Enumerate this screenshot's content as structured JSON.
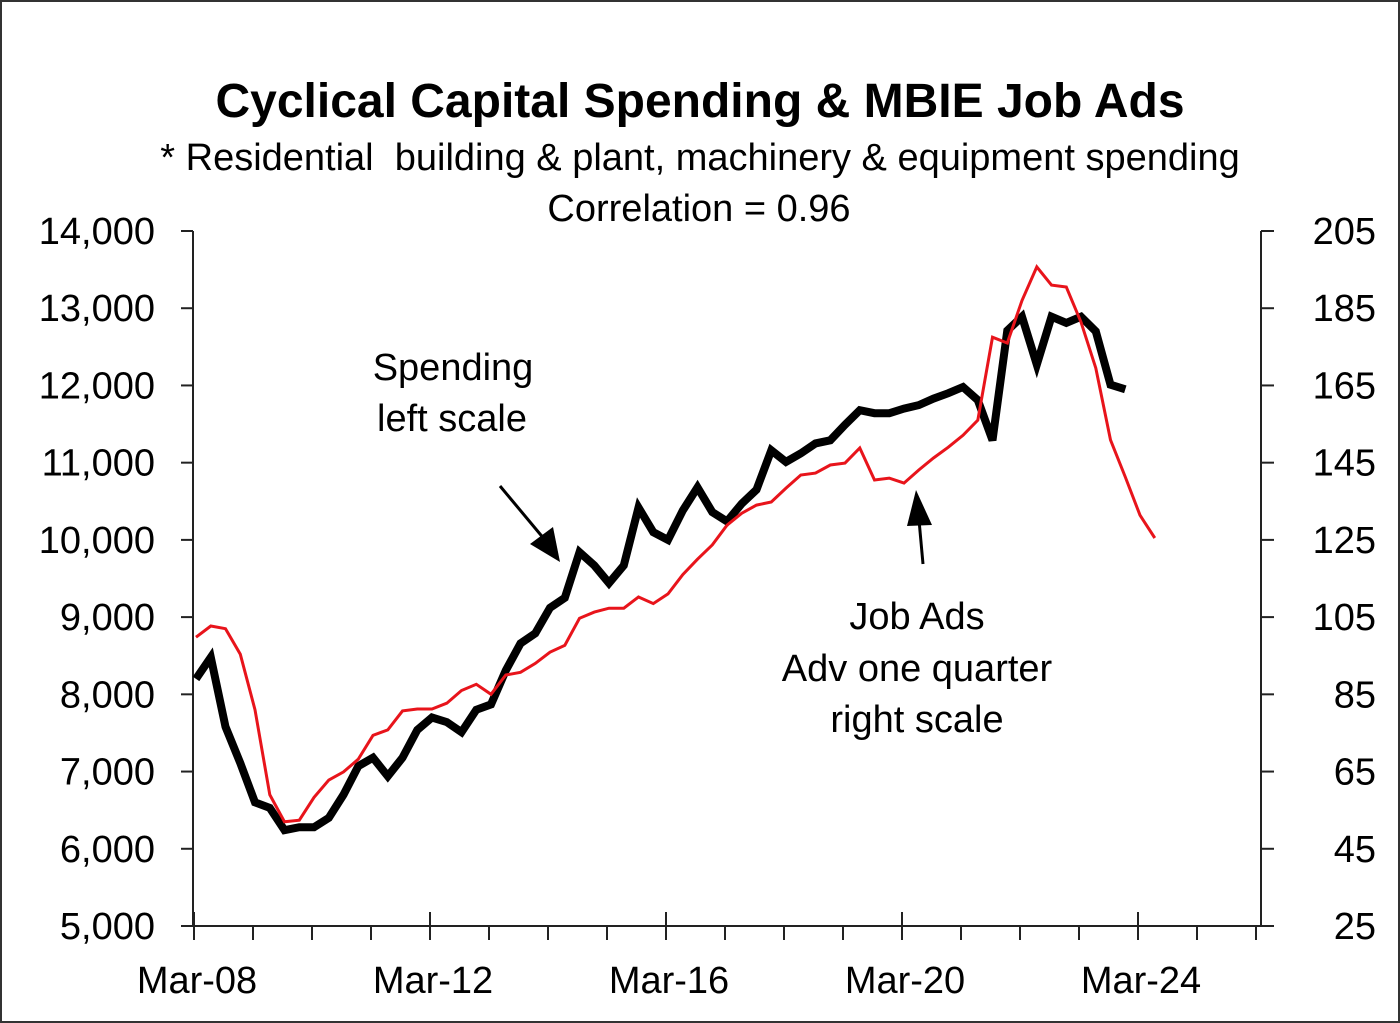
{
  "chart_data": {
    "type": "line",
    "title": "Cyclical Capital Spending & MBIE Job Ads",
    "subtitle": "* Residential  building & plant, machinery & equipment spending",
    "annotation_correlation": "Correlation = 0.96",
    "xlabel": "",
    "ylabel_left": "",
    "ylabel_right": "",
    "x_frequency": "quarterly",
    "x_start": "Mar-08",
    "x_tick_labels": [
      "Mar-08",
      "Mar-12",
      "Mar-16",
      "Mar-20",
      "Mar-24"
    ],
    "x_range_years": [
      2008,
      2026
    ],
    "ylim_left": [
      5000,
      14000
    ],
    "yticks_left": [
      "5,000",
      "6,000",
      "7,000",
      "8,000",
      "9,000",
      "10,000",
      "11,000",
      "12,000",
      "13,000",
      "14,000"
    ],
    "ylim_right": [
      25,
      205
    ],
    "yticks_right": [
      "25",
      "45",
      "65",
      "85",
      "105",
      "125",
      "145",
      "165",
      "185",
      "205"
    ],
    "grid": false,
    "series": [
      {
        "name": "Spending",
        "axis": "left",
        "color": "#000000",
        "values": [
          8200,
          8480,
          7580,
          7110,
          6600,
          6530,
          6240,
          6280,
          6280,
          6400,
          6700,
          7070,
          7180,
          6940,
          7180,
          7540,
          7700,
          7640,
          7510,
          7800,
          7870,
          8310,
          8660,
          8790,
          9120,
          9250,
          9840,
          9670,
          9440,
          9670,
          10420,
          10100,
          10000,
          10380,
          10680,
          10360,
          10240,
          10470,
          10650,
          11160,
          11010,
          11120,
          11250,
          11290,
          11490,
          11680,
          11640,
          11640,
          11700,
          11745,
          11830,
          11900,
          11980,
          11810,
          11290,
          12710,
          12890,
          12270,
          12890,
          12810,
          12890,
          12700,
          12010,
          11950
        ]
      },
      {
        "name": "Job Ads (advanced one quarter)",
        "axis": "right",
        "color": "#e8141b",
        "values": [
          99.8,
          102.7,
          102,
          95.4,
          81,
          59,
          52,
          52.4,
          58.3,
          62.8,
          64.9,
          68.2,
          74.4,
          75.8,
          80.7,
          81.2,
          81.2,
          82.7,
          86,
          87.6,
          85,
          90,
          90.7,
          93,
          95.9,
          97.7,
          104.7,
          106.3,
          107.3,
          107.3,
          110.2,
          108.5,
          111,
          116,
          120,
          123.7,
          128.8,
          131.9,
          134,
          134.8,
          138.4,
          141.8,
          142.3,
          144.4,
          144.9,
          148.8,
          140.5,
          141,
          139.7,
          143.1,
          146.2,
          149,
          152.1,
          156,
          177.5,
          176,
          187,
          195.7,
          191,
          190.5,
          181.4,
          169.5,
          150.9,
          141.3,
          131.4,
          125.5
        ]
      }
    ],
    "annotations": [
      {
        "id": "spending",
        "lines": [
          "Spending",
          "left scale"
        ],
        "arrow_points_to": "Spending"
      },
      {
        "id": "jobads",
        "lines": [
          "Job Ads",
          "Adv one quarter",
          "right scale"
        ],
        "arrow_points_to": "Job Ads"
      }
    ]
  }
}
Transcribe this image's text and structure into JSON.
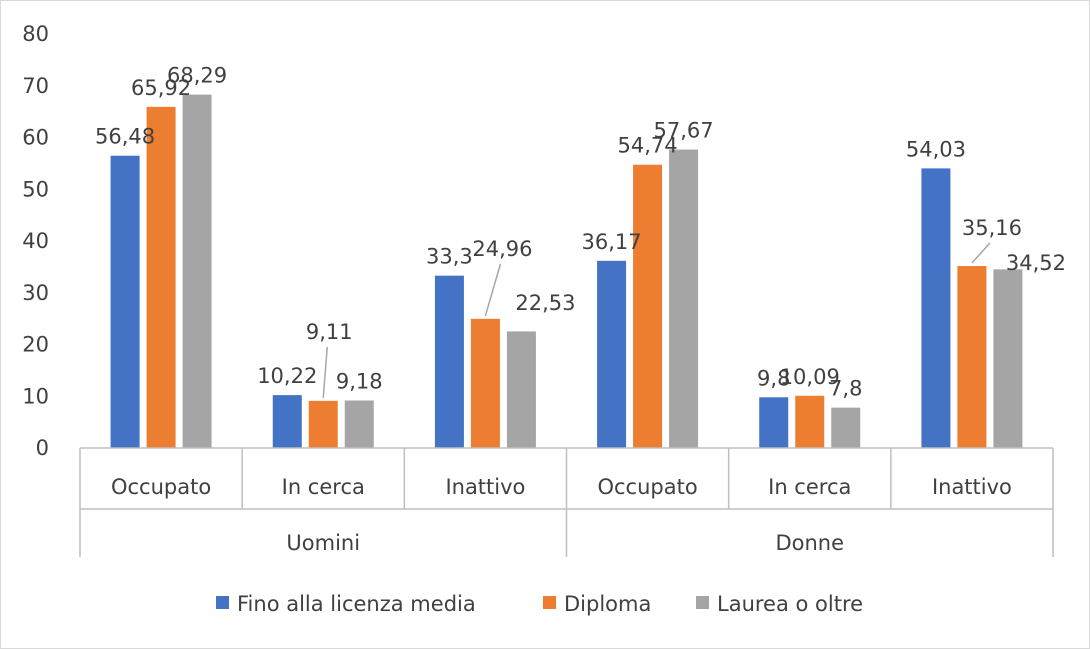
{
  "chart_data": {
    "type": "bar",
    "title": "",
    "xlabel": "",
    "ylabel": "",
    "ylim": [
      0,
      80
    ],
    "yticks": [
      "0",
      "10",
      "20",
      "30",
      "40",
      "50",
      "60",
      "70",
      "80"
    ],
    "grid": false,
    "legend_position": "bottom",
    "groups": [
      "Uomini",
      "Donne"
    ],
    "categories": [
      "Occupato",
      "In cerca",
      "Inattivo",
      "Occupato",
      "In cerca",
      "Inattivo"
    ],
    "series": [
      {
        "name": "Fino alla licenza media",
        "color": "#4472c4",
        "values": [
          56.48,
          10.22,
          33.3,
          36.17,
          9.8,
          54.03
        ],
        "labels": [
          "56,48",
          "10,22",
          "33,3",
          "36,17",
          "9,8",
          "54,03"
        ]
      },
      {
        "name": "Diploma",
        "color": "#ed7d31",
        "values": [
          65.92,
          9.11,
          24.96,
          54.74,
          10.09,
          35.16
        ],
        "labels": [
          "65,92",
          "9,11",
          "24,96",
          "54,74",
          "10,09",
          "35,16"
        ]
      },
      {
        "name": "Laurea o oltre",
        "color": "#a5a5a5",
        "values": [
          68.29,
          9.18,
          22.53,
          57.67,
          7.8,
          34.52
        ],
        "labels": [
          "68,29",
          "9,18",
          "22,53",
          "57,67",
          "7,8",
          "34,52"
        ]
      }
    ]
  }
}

Given instruction: Transcribe every entry above exactly. Omit all pictures.

Correct result:
Enumerate this screenshot's content as structured JSON.
{
  "chart_data": {
    "type": "line",
    "title": "Cyclical Capital Spending & MBIE Job Ads",
    "subtitle": "* Residential  building & plant, machinery & equipment spending",
    "annotation_correlation": "Correlation = 0.96",
    "xlabel": "",
    "ylabel_left": "",
    "ylabel_right": "",
    "x_frequency": "quarterly",
    "x_start": "Mar-08",
    "x_tick_labels": [
      "Mar-08",
      "Mar-12",
      "Mar-16",
      "Mar-20",
      "Mar-24"
    ],
    "x_range_years": [
      2008,
      2026
    ],
    "ylim_left": [
      5000,
      14000
    ],
    "yticks_left": [
      "5,000",
      "6,000",
      "7,000",
      "8,000",
      "9,000",
      "10,000",
      "11,000",
      "12,000",
      "13,000",
      "14,000"
    ],
    "ylim_right": [
      25,
      205
    ],
    "yticks_right": [
      "25",
      "45",
      "65",
      "85",
      "105",
      "125",
      "145",
      "165",
      "185",
      "205"
    ],
    "grid": false,
    "series": [
      {
        "name": "Spending",
        "axis": "left",
        "color": "#000000",
        "values": [
          8200,
          8480,
          7580,
          7110,
          6600,
          6530,
          6240,
          6280,
          6280,
          6400,
          6700,
          7070,
          7180,
          6940,
          7180,
          7540,
          7700,
          7640,
          7510,
          7800,
          7870,
          8310,
          8660,
          8790,
          9120,
          9250,
          9840,
          9670,
          9440,
          9670,
          10420,
          10100,
          10000,
          10380,
          10680,
          10360,
          10240,
          10470,
          10650,
          11160,
          11010,
          11120,
          11250,
          11290,
          11490,
          11680,
          11640,
          11640,
          11700,
          11745,
          11830,
          11900,
          11980,
          11810,
          11290,
          12710,
          12890,
          12270,
          12890,
          12810,
          12890,
          12700,
          12010,
          11950
        ]
      },
      {
        "name": "Job Ads (advanced one quarter)",
        "axis": "right",
        "color": "#e8141b",
        "values": [
          99.8,
          102.7,
          102,
          95.4,
          81,
          59,
          52,
          52.4,
          58.3,
          62.8,
          64.9,
          68.2,
          74.4,
          75.8,
          80.7,
          81.2,
          81.2,
          82.7,
          86,
          87.6,
          85,
          90,
          90.7,
          93,
          95.9,
          97.7,
          104.7,
          106.3,
          107.3,
          107.3,
          110.2,
          108.5,
          111,
          116,
          120,
          123.7,
          128.8,
          131.9,
          134,
          134.8,
          138.4,
          141.8,
          142.3,
          144.4,
          144.9,
          148.8,
          140.5,
          141,
          139.7,
          143.1,
          146.2,
          149,
          152.1,
          156,
          177.5,
          176,
          187,
          195.7,
          191,
          190.5,
          181.4,
          169.5,
          150.9,
          141.3,
          131.4,
          125.5
        ]
      }
    ],
    "annotations": [
      {
        "id": "spending",
        "lines": [
          "Spending",
          "left scale"
        ],
        "arrow_points_to": "Spending"
      },
      {
        "id": "jobads",
        "lines": [
          "Job Ads",
          "Adv one quarter",
          "right scale"
        ],
        "arrow_points_to": "Job Ads"
      }
    ]
  }
}
Transcribe this image's text and structure into JSON.
{
  "chart_data": {
    "type": "bar",
    "title": "",
    "xlabel": "",
    "ylabel": "",
    "ylim": [
      0,
      80
    ],
    "yticks": [
      "0",
      "10",
      "20",
      "30",
      "40",
      "50",
      "60",
      "70",
      "80"
    ],
    "grid": false,
    "legend_position": "bottom",
    "groups": [
      "Uomini",
      "Donne"
    ],
    "categories": [
      "Occupato",
      "In cerca",
      "Inattivo",
      "Occupato",
      "In cerca",
      "Inattivo"
    ],
    "series": [
      {
        "name": "Fino alla licenza media",
        "color": "#4472c4",
        "values": [
          56.48,
          10.22,
          33.3,
          36.17,
          9.8,
          54.03
        ],
        "labels": [
          "56,48",
          "10,22",
          "33,3",
          "36,17",
          "9,8",
          "54,03"
        ]
      },
      {
        "name": "Diploma",
        "color": "#ed7d31",
        "values": [
          65.92,
          9.11,
          24.96,
          54.74,
          10.09,
          35.16
        ],
        "labels": [
          "65,92",
          "9,11",
          "24,96",
          "54,74",
          "10,09",
          "35,16"
        ]
      },
      {
        "name": "Laurea o oltre",
        "color": "#a5a5a5",
        "values": [
          68.29,
          9.18,
          22.53,
          57.67,
          7.8,
          34.52
        ],
        "labels": [
          "68,29",
          "9,18",
          "22,53",
          "57,67",
          "7,8",
          "34,52"
        ]
      }
    ]
  }
}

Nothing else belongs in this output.